Ce dispositif est un blanc-seing donné à la France pour jouer un rôle déterminant dans le contrôle des politiques intérieures des États africains. La permanence de ces liens a en effet permis à la France d’apporter au moyen d’interventions militaires son soutien aux pouvoirs en mal de légitimité qui continuent de jouer la carte de l’amitié franco-africaine, ou dans le cas des « non-interventions actives », de désapprouver les chefs d’État qui se seraient déviés de cette amitié commune. Ce faisant, la France est devenue le « gendarme de l’Afrique » qui garantit à coups de canon la longévité des pouvoirs politiques et la stabilité sur le continent africain. On peut, à titre d’exemple, citer la défense du régime gabonais en 1964, après le coup d’État militaire qui a renversé le Président gabonais Léon M’Ba. Dans la nuit du 17 février 1964, la France a dépêché un contingent de parachutistes en stationnement au Sénégal et au Congo pour rétablir le Président dans ses fonctions dès le lendemain. On remarquera que le président déchu était matériellement incapable depuis sa capture de faire une demande officielle à la France selon les procédures prévues par les textes des accords pour faire déclencher le processus devant permettre de faire intervenir l’armée française. Dans de pareilles situations, la France recourt à tous les moyens possibles pour faire correspondre les réalités les plus souvent inédites aux dispositions des accords. De fait, c’est le conseiller du Président M’Ba, Paul-Marie Yembit qui apposa sa signature au bas de l’ordre de réquisition en tant que mandataire présidentiel.

À l’opposé de l’exemple gabonais, on notera le contraste saisissant dans la situation au Congo-Brazzaville. En effet, en août 1963, menacé par une situation insurrectionnelle dans son pays, l’abbé Fulbert Youlou, alors Président en exercice du Congo-Brazzaville, malgré sa demande pressante à la France sur la base des accords de défense que le Congo a dûment signés avec l’État français, pour lui venir en aide face à la situation insurrectionnelle qui le menaçait, le général de Gaulle avait refusé de faire intervenir les forces armées françaises. Par suite, le président congolais élu avait été finalement renversé par l’émeute dont le chef de file était alors Massamba-Débat. Comme une répétition de l’histoire, en 1997 Pascal Lissouba, président démocratiquement élu de la République du Congo avait été aussi emporté par une guerre civile atroce conduite par les « rebelles ninjas » de l’ancien-nouveau Président Denis Sassou Nguesso sans que la France ne fasse intervenir ses forces armées. Le Président Chirac paradoxalement a été le premier chef d’État à avoir félicité le Président Sassou pour sa « victoire contre la démocratie ».

━━━━━━━━━━━━━━━━

▶ _ÉNONCÉ 1_
Quelles sont toutes les personnes nommées dans le passage sur les interventions militaires françaises en Afrique ?
▶ _ÉNONCÉ 2_
D'après le passage sur les interventions militaires françaises en Afrique, qui a signé l'ordre de réquisition en 1964, et à quel titre ?
▶ _ÉNONCÉ 3_
Rédigez la suite du passage sur les interventions militaires françaises en Afrique, à partir de sa dernière phrase.
Le matériel qui suit est indépendant du passage.

(Annotations de boîtes englobantes)

━━━━━━━━━━━━━━━━

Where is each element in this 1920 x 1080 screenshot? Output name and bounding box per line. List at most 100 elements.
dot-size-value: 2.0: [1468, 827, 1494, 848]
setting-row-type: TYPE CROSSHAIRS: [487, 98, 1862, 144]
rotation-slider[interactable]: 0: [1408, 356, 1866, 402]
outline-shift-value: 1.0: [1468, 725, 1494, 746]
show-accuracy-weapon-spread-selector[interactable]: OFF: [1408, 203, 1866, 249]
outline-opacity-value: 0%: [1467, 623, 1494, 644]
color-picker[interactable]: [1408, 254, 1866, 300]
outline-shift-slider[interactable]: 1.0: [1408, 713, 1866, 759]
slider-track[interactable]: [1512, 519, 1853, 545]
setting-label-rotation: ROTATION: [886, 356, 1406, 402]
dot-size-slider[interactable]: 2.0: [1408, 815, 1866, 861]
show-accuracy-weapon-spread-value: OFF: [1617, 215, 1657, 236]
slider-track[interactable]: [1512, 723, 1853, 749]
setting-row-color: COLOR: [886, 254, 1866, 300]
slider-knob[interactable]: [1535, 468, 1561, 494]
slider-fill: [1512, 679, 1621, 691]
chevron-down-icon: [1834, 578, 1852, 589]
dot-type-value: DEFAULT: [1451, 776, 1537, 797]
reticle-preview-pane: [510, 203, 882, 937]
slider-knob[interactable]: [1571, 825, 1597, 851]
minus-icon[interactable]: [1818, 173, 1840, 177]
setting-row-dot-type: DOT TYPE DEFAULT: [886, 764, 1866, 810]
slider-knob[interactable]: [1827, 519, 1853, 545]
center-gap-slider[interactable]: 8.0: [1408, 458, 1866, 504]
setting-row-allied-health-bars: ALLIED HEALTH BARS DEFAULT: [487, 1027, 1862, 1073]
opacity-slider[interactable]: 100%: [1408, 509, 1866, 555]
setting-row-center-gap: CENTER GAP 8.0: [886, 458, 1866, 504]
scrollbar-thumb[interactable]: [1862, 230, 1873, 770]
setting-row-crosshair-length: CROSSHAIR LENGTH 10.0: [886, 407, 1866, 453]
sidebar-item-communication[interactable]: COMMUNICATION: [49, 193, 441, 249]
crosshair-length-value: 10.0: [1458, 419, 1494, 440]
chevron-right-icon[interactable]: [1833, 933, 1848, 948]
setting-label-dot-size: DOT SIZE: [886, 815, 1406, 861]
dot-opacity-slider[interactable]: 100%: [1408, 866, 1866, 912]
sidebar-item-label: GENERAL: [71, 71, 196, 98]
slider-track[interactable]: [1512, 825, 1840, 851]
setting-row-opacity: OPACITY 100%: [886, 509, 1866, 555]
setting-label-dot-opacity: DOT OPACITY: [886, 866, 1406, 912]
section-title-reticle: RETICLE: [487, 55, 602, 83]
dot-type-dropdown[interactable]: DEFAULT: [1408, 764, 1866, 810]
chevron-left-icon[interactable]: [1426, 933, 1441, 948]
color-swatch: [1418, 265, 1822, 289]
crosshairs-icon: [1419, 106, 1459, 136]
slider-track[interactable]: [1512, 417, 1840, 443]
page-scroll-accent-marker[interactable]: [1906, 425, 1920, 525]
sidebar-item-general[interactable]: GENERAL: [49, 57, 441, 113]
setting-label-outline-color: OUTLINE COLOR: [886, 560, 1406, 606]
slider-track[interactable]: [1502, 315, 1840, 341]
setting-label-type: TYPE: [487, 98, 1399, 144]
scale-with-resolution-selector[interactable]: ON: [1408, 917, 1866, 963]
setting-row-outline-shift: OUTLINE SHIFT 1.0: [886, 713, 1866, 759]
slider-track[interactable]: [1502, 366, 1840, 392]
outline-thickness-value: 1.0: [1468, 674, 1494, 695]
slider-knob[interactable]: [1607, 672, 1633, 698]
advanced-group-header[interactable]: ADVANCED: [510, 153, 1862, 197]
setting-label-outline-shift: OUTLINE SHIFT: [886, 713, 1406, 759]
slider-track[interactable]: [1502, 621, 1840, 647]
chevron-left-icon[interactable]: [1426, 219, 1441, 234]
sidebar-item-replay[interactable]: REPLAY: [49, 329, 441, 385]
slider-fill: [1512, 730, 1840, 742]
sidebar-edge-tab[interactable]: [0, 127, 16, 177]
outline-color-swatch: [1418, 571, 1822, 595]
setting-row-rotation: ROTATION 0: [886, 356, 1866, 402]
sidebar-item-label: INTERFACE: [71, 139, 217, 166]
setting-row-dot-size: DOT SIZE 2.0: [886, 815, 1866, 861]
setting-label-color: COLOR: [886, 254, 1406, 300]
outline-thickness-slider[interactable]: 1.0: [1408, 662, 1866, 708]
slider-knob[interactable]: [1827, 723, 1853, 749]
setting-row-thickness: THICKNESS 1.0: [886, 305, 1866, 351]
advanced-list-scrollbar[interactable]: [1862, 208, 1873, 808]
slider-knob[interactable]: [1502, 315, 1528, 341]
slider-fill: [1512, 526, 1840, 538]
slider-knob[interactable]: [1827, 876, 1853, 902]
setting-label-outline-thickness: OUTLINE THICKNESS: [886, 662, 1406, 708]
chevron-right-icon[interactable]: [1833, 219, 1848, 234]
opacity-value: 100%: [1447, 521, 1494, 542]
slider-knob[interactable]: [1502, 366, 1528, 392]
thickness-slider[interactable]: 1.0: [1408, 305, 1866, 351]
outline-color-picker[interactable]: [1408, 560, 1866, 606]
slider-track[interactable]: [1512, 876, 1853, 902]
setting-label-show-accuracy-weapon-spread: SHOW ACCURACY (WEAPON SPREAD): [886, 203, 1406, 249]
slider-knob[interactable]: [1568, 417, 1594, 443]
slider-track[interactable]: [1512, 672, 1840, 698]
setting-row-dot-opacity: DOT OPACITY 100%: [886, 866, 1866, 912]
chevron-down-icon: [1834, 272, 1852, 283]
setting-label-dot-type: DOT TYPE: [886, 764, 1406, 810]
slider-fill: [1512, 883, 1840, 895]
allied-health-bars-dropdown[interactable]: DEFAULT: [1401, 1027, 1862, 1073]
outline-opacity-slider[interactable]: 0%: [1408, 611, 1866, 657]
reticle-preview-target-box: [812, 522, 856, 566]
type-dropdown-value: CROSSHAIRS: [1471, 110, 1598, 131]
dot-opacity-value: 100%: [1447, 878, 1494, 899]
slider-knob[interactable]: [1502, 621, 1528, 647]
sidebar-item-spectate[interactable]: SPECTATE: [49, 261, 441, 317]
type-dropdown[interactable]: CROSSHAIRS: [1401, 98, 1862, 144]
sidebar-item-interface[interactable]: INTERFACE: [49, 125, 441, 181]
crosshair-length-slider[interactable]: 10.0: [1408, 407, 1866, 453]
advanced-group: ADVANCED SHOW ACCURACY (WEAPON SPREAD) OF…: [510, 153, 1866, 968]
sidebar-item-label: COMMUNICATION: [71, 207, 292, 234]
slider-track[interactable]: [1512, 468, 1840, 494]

━━━━━━━━━━━━━━━━

▶ _RÉSULTAT FINAL 1_
Léon M'Ba, Paul-Marie Yembit, l'abbé Fulbert Youlou, le général de Gaulle, Massamba-Débat, Pascal Lissouba, Denis Sassou Nguesso et le Président Chirac.

▶ _RÉSULTAT FINAL 2_
Paul-Marie Yembit, conseiller du Président M'Ba, l'a signé en tant que mandataire présidentiel.

▶ _RÉSULTAT FINAL 3_
À partir de ces exemples et sans forcer le trait, on peut se rendre à l’évidence du caractère discrétionnaire du pouvoir de décider de l’opportunité d’action dont dispose l’État français dans les relations franco-africaines. Ce pouvoir de la France sur ses partenaires africains lui laisse le champ libre en fonction de ses intérêts et selon les circonstances, de décider de l’opportunité d’une intervention armée. Il est rendu possible par le caractère secret et opaque des accords de défense dont l’interprétation est librement laissée à la France. Autrement dit, comme au temps de la colonisation directe, l’intérêt de la France demeure, pour les États indépendants de l’Afrique, le seul facteur déterminant dont dépend la sécurité de ceux-ci. Les variables explicatives de cette politique interventionniste sont trop souvent perçues par les populations africaines comme subjectives et floues, et le discours tenu par les officiels est un facteur de justification de ces interventions militaires. Ce discours qui est construit, à dessein, est comme une dynamique contribuant au cadrage médiatique pour justifier l’intervention militaire afin d’avoir le soutien de la population française.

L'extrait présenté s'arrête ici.